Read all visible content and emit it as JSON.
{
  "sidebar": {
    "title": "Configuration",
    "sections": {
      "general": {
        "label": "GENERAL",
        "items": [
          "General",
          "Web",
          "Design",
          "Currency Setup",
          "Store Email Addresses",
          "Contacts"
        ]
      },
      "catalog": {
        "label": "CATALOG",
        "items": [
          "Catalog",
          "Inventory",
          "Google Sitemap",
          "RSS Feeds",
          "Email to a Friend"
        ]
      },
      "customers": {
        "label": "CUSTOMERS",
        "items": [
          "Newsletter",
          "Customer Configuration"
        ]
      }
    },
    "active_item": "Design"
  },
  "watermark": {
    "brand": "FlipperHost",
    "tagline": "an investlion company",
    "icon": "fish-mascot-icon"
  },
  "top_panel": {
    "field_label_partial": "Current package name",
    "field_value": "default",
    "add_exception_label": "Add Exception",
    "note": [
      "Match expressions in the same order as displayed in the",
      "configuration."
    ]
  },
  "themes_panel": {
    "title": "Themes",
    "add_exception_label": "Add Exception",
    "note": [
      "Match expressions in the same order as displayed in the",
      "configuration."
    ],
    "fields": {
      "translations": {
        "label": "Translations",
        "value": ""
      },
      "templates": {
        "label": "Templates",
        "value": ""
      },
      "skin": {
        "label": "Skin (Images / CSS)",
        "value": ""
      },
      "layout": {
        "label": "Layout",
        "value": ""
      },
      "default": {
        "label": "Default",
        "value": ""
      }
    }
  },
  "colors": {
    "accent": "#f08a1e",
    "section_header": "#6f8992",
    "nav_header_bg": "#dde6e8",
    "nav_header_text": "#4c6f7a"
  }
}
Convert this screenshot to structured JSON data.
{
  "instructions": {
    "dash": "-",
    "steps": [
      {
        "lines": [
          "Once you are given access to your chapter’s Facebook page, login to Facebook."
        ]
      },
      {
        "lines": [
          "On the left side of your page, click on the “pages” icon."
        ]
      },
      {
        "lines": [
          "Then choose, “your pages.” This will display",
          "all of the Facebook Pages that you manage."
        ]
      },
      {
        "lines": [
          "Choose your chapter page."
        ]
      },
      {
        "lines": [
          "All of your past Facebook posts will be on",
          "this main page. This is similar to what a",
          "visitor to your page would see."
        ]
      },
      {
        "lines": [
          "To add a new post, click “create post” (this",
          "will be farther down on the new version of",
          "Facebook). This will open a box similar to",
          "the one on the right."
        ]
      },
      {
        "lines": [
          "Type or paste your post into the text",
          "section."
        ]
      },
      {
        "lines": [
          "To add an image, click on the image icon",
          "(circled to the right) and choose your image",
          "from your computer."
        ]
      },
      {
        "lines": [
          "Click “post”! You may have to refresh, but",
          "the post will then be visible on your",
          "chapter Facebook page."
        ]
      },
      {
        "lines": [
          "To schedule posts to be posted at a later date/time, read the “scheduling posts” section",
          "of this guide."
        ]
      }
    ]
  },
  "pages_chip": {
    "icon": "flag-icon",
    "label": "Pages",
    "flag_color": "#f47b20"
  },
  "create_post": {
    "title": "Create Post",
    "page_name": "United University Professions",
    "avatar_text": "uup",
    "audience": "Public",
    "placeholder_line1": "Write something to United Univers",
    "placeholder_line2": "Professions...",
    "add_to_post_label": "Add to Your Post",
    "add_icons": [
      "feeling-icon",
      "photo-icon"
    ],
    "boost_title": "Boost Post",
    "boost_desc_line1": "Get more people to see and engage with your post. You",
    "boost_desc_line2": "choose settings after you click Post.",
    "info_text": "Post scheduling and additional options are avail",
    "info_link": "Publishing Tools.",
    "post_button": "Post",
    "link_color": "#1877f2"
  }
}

# REQUIRED WORK
All lines above with "United" in them should be returned.

# TASK SOLUTION
    "page_name": "United University Professions",
    "placeholder_line1": "Write something to United Univers",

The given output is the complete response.